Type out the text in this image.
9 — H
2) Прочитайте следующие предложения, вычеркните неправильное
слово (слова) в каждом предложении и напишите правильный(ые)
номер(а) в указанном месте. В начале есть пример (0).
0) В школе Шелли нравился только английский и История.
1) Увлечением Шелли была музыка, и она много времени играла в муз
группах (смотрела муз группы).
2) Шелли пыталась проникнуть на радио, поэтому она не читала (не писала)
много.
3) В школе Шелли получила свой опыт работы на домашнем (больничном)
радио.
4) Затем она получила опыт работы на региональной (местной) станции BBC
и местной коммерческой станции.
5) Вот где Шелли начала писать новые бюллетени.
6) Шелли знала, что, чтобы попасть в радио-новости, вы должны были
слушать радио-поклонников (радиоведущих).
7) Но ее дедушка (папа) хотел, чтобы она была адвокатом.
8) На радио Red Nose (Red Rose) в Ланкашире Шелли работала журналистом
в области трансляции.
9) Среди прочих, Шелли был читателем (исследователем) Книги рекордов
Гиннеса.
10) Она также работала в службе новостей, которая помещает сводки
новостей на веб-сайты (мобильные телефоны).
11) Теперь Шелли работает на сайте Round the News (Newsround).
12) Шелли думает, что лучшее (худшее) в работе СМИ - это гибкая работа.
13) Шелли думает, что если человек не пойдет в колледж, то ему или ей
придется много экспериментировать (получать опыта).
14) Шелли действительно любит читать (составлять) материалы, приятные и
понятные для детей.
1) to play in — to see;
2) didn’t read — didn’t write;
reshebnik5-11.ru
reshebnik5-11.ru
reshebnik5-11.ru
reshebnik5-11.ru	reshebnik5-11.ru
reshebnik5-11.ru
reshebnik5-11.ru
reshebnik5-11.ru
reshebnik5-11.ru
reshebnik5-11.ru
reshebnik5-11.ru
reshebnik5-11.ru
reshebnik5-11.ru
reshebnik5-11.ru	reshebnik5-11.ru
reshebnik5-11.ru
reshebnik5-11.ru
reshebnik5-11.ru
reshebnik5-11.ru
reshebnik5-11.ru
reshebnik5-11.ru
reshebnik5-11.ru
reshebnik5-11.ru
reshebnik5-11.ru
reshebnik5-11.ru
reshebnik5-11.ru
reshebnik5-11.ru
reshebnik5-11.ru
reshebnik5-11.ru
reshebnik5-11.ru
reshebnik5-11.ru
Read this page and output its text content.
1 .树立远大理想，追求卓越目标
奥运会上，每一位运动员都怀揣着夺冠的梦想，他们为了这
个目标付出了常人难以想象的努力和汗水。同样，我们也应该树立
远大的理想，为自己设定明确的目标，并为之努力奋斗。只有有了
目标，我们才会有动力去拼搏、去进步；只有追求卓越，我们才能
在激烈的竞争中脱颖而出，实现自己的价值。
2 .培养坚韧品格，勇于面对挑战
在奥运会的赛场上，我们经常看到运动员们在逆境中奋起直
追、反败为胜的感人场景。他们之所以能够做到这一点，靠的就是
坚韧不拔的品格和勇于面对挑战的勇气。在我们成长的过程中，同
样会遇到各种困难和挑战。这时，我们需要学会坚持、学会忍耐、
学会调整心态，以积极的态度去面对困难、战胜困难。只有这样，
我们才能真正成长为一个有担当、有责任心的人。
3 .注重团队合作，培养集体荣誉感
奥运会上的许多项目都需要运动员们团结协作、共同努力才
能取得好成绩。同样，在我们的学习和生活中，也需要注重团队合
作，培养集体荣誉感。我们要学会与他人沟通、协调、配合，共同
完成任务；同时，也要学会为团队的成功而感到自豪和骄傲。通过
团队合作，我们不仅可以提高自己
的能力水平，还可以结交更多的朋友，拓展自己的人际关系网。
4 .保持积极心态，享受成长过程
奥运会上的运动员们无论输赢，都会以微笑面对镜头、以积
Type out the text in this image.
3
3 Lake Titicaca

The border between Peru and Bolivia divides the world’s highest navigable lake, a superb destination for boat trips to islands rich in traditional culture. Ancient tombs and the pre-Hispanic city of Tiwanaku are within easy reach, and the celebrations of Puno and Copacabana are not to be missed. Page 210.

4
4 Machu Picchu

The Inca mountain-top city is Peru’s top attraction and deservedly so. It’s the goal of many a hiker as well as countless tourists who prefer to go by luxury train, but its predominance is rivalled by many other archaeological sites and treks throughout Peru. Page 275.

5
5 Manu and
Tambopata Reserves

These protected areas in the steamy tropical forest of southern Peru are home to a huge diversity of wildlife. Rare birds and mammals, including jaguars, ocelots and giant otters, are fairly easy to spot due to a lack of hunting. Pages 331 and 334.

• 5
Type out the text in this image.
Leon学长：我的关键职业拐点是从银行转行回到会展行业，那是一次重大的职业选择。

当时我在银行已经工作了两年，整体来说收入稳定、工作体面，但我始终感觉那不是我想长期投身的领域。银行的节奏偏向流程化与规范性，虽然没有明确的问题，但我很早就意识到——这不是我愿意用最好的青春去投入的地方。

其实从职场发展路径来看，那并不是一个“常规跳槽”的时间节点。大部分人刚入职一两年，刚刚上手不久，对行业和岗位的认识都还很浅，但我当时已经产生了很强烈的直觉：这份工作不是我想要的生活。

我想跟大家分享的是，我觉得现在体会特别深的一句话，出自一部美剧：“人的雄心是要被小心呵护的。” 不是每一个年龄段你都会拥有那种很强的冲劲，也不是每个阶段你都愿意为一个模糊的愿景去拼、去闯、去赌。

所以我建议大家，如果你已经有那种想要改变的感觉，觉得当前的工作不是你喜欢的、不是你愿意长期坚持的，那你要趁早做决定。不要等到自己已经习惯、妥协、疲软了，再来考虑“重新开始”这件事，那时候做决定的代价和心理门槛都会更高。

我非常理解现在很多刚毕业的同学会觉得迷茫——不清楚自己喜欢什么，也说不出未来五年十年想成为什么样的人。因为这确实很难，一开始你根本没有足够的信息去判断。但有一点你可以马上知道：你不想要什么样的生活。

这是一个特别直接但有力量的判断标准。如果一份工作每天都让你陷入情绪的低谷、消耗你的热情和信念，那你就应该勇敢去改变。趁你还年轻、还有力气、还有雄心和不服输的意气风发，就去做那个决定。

───

Output the full listing exactly as it stands.

▶ Full response
Type out the text in this image.
9 — H
2) Прочитайте следующие предложения, вычеркните неправильное
слово (слова) в каждом предложении и напишите правильный(ые)
номер(а) в указанном месте. В начале есть пример (0).
0) В школе Шелли нравился только английский и История.
1) Увлечением Шелли была музыка, и она много времени играла в муз
группах (смотрела муз группы).
2) Шелли пыталась проникнуть на радио, поэтому она не читала (не писала)
много.
3) В школе Шелли получила свой опыт работы на домашнем (больничном)
радио.
4) Затем она получила опыт работы на региональной (местной) станции BBC
и местной коммерческой станции.
5) Вот где Шелли начала писать новые бюллетени.
6) Шелли знала, что, чтобы попасть в радио-новости, вы должны были
слушать радио-поклонников (радиоведущих).
7) Но ее дедушка (папа) хотел, чтобы она была адвокатом.
8) На радио Red Nose (Red Rose) в Ланкашире Шелли работала журналистом
в области трансляции.
9) Среди прочих, Шелли был читателем (исследователем) Книги рекордов
Гиннеса.
10) Она также работала в службе новостей, которая помещает сводки
новостей на веб-сайты (мобильные телефоны).
11) Теперь Шелли работает на сайте Round the News (Newsround).
12) Шелли думает, что лучшее (худшее) в работе СМИ - это гибкая работа.
13) Шелли думает, что если человек не пойдет в колледж, то ему или ей
придется много экспериментировать (получать опыта).
14) Шелли действительно любит читать (составлять) материалы, приятные и
понятные для детей.
1) to play in — to see;
2) didn’t read — didn’t write;
reshebnik5-11.ru
reshebnik5-11.ru
reshebnik5-11.ru
reshebnik5-11.ru	reshebnik5-11.ru
reshebnik5-11.ru
reshebnik5-11.ru
reshebnik5-11.ru
reshebnik5-11.ru
reshebnik5-11.ru
reshebnik5-11.ru
reshebnik5-11.ru
reshebnik5-11.ru
reshebnik5-11.ru	reshebnik5-11.ru
reshebnik5-11.ru
reshebnik5-11.ru
reshebnik5-11.ru
reshebnik5-11.ru
reshebnik5-11.ru
reshebnik5-11.ru
reshebnik5-11.ru
reshebnik5-11.ru
reshebnik5-11.ru
reshebnik5-11.ru
reshebnik5-11.ru
reshebnik5-11.ru
reshebnik5-11.ru
reshebnik5-11.ru
reshebnik5-11.ru
reshebnik5-11.ru
Read this page and output its text content.
1 .树立远大理想，追求卓越目标
奥运会上，每一位运动员都怀揣着夺冠的梦想，他们为了这
个目标付出了常人难以想象的努力和汗水。同样，我们也应该树立
远大的理想，为自己设定明确的目标，并为之努力奋斗。只有有了
目标，我们才会有动力去拼搏、去进步；只有追求卓越，我们才能
在激烈的竞争中脱颖而出，实现自己的价值。
2 .培养坚韧品格，勇于面对挑战
在奥运会的赛场上，我们经常看到运动员们在逆境中奋起直
追、反败为胜的感人场景。他们之所以能够做到这一点，靠的就是
坚韧不拔的品格和勇于面对挑战的勇气。在我们成长的过程中，同
样会遇到各种困难和挑战。这时，我们需要学会坚持、学会忍耐、
学会调整心态，以积极的态度去面对困难、战胜困难。只有这样，
我们才能真正成长为一个有担当、有责任心的人。
3 .注重团队合作，培养集体荣誉感
奥运会上的许多项目都需要运动员们团结协作、共同努力才
能取得好成绩。同样，在我们的学习和生活中，也需要注重团队合
作，培养集体荣誉感。我们要学会与他人沟通、协调、配合，共同
完成任务；同时，也要学会为团队的成功而感到自豪和骄傲。通过
团队合作，我们不仅可以提高自己
的能力水平，还可以结交更多的朋友，拓展自己的人际关系网。
4 .保持积极心态，享受成长过程
奥运会上的运动员们无论输赢，都会以微笑面对镜头、以积
Type out the text in this image.
3
3 Lake Titicaca

The border between Peru and Bolivia divides the world’s highest navigable lake, a superb destination for boat trips to islands rich in traditional culture. Ancient tombs and the pre-Hispanic city of Tiwanaku are within easy reach, and the celebrations of Puno and Copacabana are not to be missed. Page 210.

4
4 Machu Picchu

The Inca mountain-top city is Peru’s top attraction and deservedly so. It’s the goal of many a hiker as well as countless tourists who prefer to go by luxury train, but its predominance is rivalled by many other archaeological sites and treks throughout Peru. Page 275.

5
5 Manu and
Tambopata Reserves

These protected areas in the steamy tropical forest of southern Peru are home to a huge diversity of wildlife. Rare birds and mammals, including jaguars, ocelots and giant otters, are fairly easy to spot due to a lack of hunting. Pages 331 and 334.

• 5
Type out the text in this image.
Leon学长：我的关键职业拐点是从银行转行回到会展行业，那是一次重大的职业选择。

当时我在银行已经工作了两年，整体来说收入稳定、工作体面，但我始终感觉那不是我想长期投身的领域。银行的节奏偏向流程化与规范性，虽然没有明确的问题，但我很早就意识到——这不是我愿意用最好的青春去投入的地方。

其实从职场发展路径来看，那并不是一个“常规跳槽”的时间节点。大部分人刚入职一两年，刚刚上手不久，对行业和岗位的认识都还很浅，但我当时已经产生了很强烈的直觉：这份工作不是我想要的生活。

我想跟大家分享的是，我觉得现在体会特别深的一句话，出自一部美剧：“人的雄心是要被小心呵护的。” 不是每一个年龄段你都会拥有那种很强的冲劲，也不是每个阶段你都愿意为一个模糊的愿景去拼、去闯、去赌。

所以我建议大家，如果你已经有那种想要改变的感觉，觉得当前的工作不是你喜欢的、不是你愿意长期坚持的，那你要趁早做决定。不要等到自己已经习惯、妥协、疲软了，再来考虑“重新开始”这件事，那时候做决定的代价和心理门槛都会更高。

我非常理解现在很多刚毕业的同学会觉得迷茫——不清楚自己喜欢什么，也说不出未来五年十年想成为什么样的人。因为这确实很难，一开始你根本没有足够的信息去判断。但有一点你可以马上知道：你不想要什么样的生活。

这是一个特别直接但有力量的判断标准。如果一份工作每天都让你陷入情绪的低谷、消耗你的热情和信念，那你就应该勇敢去改变。趁你还年轻、还有力气、还有雄心和不服输的意气风发，就去做那个决定。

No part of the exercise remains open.